◆ **Given problem**
Count the lines in the data below that contain the string "Stacked", treating uppercase and lowercase as different. Reply with the number alone.

◆ **Data shown**
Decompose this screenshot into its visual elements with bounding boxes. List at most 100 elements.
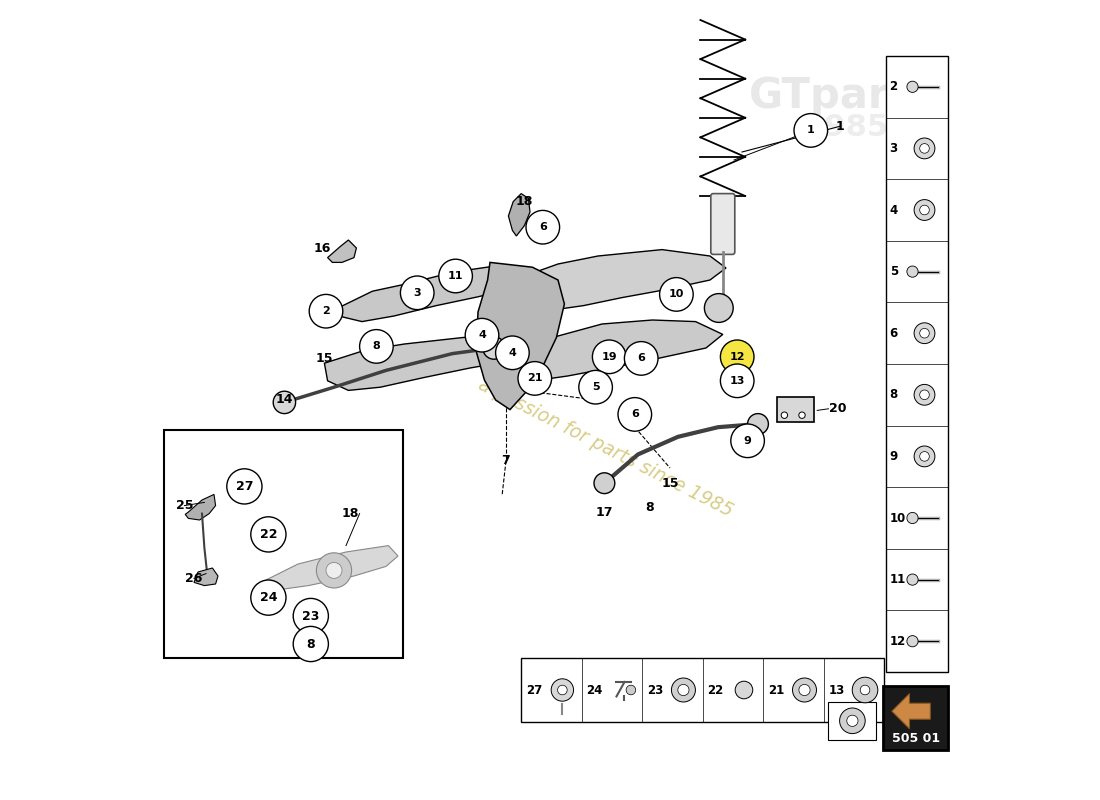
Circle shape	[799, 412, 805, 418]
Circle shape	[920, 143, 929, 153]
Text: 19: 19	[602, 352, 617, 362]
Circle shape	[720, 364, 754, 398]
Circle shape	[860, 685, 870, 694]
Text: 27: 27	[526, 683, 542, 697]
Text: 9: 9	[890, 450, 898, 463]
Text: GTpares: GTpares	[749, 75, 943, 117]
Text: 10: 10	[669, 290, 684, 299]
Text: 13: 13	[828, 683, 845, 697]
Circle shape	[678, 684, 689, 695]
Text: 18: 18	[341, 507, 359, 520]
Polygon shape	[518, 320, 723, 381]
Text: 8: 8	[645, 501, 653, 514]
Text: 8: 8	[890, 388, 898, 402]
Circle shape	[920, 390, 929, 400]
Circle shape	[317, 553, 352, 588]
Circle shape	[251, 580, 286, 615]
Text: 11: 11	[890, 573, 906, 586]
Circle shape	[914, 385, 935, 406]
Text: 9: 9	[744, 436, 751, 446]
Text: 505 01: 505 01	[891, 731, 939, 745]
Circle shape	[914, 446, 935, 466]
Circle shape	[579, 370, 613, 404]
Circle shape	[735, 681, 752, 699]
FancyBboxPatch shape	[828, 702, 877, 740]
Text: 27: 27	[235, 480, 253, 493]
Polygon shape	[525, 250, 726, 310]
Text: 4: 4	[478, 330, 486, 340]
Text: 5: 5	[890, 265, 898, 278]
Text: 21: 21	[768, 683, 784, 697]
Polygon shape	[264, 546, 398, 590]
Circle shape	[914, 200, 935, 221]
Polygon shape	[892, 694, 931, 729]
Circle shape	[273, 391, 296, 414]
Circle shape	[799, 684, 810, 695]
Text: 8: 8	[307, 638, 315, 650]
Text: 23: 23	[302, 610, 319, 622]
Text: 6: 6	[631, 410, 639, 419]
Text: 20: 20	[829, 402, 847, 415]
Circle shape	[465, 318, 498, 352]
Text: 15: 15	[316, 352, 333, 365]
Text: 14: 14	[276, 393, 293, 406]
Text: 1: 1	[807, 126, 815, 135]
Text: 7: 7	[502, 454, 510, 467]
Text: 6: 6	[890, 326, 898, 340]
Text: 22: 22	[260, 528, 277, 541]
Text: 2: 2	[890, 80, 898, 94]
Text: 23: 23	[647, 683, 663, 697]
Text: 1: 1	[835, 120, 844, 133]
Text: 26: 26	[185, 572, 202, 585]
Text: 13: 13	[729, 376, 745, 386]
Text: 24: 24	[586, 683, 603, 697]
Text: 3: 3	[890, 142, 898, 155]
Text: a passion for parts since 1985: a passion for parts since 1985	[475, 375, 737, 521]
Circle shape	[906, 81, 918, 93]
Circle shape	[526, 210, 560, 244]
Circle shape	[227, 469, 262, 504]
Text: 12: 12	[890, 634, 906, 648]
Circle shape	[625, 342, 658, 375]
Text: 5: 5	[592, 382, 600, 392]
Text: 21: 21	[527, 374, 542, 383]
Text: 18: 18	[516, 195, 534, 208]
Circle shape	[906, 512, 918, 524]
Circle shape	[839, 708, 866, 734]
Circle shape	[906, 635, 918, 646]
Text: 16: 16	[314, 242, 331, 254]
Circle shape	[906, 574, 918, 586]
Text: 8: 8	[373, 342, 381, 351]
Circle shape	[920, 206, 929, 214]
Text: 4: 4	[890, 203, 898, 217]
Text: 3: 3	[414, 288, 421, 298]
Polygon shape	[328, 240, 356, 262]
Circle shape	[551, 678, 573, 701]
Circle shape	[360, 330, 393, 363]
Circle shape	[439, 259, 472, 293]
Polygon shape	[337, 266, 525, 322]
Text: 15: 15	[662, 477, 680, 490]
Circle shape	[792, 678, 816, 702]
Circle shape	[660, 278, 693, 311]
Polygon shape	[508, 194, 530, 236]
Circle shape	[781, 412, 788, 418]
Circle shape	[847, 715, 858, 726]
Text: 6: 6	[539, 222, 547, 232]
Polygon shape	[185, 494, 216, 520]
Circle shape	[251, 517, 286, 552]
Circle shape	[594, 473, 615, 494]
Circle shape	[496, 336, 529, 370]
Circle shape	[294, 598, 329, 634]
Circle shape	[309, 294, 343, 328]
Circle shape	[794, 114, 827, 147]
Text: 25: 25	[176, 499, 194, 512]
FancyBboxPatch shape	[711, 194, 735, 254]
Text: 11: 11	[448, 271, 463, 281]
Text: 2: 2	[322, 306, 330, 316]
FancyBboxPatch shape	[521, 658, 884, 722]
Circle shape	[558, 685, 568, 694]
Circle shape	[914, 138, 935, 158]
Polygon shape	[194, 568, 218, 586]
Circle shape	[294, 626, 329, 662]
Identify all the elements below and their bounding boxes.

---

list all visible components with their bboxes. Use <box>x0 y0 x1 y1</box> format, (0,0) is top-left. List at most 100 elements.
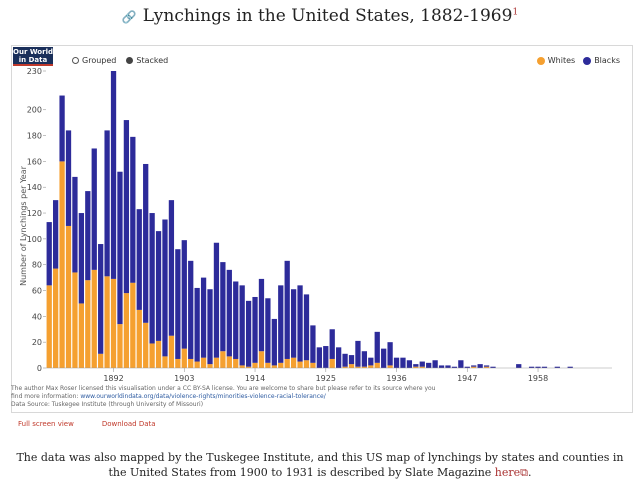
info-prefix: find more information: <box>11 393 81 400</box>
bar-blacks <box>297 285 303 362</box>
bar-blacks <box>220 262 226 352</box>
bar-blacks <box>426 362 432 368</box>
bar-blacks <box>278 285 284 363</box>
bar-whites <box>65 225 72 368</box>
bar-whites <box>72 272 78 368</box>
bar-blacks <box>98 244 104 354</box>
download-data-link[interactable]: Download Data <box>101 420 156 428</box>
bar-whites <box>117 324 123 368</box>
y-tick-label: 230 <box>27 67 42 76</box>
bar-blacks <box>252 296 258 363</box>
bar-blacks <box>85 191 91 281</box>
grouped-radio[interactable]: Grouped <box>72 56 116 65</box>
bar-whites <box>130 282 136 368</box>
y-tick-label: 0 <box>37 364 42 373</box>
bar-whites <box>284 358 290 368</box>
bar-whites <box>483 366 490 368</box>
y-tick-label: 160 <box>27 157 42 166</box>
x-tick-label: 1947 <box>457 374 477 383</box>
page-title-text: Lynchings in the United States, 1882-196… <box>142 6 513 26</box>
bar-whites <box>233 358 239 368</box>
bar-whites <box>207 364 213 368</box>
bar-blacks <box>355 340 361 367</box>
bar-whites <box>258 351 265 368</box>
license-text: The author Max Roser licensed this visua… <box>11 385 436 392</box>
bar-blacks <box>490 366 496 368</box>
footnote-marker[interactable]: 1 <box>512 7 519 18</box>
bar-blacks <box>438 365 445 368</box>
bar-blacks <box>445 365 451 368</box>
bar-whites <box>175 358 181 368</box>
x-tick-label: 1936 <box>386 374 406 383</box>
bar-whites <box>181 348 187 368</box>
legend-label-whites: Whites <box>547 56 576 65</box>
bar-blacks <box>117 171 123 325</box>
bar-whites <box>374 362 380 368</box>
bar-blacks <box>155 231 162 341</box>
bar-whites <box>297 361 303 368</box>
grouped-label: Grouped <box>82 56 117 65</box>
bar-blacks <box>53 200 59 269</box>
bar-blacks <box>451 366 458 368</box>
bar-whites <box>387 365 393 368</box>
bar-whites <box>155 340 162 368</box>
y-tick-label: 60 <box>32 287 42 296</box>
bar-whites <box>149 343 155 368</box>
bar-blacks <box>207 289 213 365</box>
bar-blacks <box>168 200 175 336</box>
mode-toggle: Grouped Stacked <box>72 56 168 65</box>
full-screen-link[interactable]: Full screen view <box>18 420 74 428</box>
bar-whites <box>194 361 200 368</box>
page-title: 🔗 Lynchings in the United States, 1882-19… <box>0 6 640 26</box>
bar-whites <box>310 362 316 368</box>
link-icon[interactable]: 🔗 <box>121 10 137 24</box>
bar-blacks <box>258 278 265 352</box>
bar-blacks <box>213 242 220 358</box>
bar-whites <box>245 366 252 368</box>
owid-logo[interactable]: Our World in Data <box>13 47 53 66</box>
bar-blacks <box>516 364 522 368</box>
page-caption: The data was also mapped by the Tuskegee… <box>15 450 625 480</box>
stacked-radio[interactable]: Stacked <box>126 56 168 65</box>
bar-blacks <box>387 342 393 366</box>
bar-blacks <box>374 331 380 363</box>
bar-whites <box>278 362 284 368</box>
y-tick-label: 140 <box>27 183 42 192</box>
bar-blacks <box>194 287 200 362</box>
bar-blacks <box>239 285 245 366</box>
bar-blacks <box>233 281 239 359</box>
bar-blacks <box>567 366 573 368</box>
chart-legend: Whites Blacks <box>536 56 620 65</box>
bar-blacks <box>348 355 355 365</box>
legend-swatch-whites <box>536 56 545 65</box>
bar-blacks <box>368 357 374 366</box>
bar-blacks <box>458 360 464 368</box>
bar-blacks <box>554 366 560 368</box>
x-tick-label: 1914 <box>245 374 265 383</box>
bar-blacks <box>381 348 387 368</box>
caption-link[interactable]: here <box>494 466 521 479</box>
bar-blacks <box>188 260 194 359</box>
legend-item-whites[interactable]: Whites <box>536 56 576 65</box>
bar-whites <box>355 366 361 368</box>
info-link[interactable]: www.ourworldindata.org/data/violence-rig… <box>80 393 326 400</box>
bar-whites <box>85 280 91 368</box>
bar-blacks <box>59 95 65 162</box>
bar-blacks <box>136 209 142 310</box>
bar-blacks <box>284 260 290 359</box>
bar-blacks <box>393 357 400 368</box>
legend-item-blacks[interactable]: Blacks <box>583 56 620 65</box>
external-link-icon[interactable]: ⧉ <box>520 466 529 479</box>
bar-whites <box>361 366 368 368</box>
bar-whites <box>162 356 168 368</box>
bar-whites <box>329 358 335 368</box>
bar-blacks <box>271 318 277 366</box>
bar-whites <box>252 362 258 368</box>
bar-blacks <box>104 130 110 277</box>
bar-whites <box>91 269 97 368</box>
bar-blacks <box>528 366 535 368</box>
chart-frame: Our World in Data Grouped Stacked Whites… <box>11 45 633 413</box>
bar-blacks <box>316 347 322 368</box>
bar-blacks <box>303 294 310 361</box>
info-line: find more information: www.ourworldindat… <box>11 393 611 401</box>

* * *

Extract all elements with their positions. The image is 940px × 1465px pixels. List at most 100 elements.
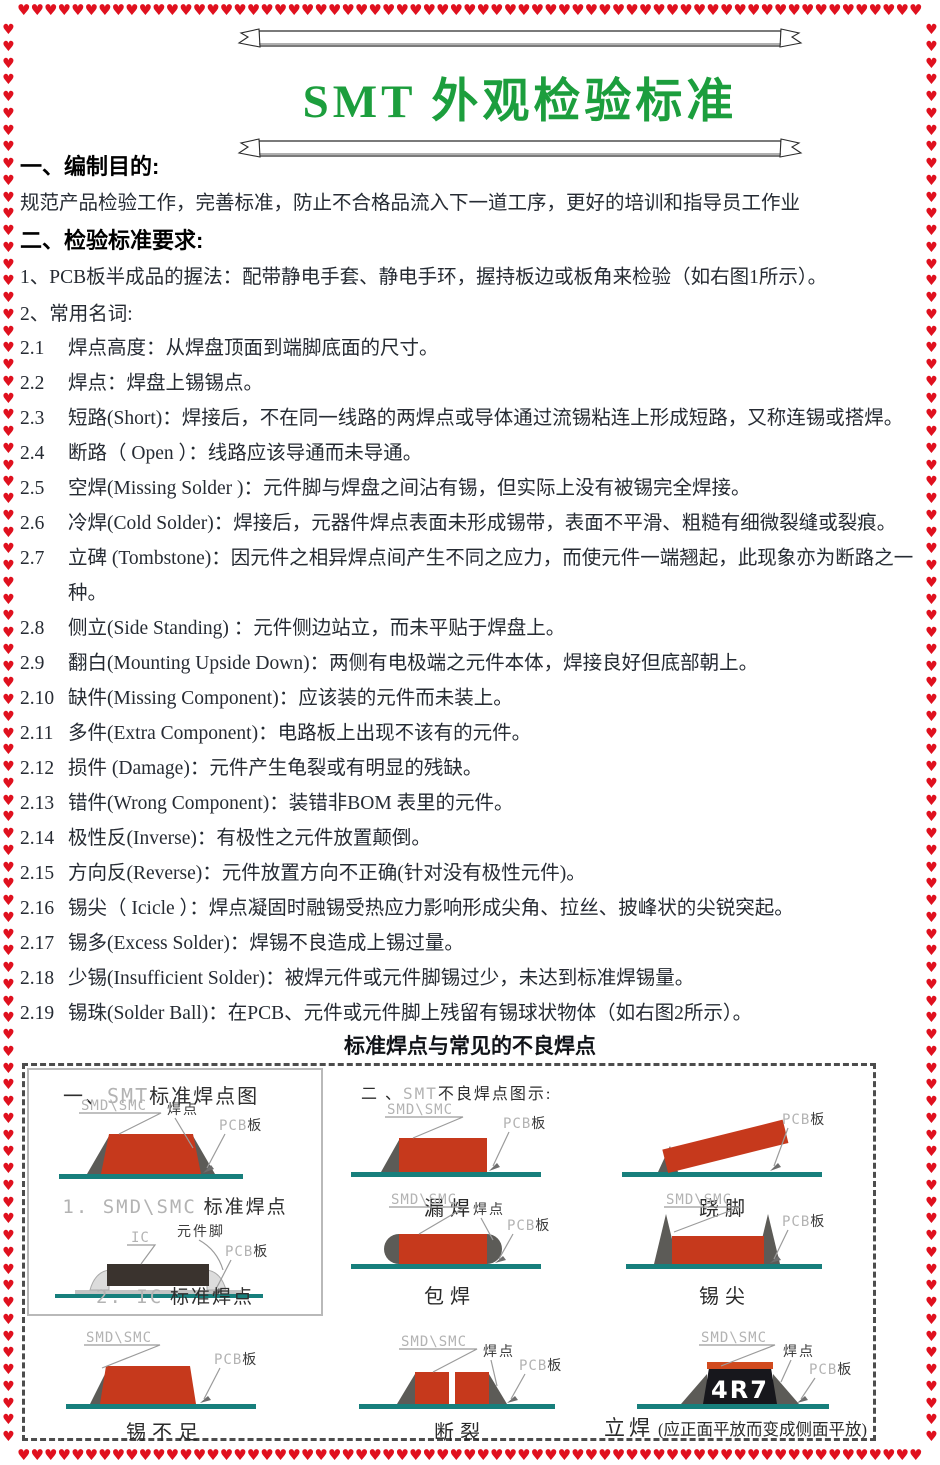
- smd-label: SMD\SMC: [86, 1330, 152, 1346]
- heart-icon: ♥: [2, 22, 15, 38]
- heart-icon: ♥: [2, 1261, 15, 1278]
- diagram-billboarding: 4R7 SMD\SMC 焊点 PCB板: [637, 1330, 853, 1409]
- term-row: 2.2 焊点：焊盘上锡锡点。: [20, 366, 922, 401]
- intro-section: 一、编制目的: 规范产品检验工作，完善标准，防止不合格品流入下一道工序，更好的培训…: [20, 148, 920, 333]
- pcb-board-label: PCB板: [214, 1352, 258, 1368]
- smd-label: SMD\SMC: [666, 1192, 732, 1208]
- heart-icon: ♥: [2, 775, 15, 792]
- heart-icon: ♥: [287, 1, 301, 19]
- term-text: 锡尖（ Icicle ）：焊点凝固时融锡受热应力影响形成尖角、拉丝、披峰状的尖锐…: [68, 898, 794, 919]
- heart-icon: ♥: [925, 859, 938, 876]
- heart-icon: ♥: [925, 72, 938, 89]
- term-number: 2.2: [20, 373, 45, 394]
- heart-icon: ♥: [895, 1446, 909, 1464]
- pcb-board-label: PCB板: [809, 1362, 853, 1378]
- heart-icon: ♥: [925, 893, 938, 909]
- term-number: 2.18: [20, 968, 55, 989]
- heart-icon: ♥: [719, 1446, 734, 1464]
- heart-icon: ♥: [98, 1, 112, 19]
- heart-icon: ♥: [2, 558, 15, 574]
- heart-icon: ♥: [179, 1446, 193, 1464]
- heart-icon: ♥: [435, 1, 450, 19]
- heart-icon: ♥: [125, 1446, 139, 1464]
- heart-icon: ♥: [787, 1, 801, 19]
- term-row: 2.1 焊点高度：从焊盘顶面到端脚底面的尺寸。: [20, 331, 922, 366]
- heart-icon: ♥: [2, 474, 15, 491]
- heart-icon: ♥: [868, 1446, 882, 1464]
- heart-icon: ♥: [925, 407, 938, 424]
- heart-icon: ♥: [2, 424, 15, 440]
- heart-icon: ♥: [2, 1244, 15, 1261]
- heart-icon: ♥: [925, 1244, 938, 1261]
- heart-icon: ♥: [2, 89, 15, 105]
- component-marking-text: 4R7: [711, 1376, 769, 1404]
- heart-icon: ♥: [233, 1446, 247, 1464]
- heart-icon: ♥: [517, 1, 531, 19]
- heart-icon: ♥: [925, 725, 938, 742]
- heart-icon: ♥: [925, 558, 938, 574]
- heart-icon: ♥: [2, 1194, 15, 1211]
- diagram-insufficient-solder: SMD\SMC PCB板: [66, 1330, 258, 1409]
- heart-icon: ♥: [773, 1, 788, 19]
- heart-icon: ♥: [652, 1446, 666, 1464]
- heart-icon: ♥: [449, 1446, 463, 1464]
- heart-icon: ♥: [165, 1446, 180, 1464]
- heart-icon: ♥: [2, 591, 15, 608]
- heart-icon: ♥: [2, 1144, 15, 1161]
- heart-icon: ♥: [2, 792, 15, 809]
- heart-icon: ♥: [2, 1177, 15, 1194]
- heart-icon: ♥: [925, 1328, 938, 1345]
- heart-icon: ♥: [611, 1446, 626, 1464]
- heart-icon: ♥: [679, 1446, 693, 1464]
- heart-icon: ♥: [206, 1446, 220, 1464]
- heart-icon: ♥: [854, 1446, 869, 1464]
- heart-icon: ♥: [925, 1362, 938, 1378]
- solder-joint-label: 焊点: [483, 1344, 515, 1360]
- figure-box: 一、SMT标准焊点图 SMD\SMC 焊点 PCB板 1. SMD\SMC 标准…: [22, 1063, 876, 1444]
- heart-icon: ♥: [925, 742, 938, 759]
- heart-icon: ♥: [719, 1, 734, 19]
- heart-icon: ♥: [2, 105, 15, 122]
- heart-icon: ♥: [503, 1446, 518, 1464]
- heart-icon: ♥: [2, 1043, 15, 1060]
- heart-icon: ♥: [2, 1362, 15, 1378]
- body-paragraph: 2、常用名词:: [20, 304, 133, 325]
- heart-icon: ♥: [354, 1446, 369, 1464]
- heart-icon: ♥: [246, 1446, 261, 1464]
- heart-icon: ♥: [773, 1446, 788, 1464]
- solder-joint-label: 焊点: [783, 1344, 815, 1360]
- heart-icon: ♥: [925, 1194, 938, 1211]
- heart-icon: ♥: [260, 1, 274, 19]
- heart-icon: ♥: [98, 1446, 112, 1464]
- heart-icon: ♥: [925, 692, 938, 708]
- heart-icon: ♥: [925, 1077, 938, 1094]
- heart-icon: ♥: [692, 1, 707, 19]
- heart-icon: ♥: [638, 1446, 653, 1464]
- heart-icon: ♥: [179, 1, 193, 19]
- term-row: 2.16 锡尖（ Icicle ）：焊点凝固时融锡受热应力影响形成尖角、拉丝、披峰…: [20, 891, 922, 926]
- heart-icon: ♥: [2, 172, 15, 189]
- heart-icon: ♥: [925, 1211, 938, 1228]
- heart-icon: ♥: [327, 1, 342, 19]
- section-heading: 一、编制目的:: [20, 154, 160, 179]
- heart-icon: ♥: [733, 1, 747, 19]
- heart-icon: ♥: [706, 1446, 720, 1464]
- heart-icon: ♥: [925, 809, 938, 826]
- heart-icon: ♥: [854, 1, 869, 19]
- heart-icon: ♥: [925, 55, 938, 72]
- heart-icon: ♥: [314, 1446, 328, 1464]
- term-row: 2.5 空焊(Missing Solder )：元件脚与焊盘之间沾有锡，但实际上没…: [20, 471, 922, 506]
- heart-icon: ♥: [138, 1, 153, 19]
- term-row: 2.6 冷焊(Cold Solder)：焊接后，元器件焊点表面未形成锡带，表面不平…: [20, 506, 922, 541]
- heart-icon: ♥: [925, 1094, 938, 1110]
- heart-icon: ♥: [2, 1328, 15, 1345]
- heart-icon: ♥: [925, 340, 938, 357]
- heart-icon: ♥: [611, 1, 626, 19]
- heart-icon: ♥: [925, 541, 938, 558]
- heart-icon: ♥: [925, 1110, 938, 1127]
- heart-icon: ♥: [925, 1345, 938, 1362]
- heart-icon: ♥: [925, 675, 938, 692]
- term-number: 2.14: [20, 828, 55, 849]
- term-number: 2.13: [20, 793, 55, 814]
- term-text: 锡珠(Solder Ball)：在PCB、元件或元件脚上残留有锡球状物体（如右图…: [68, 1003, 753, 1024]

◆ **Written solution**
3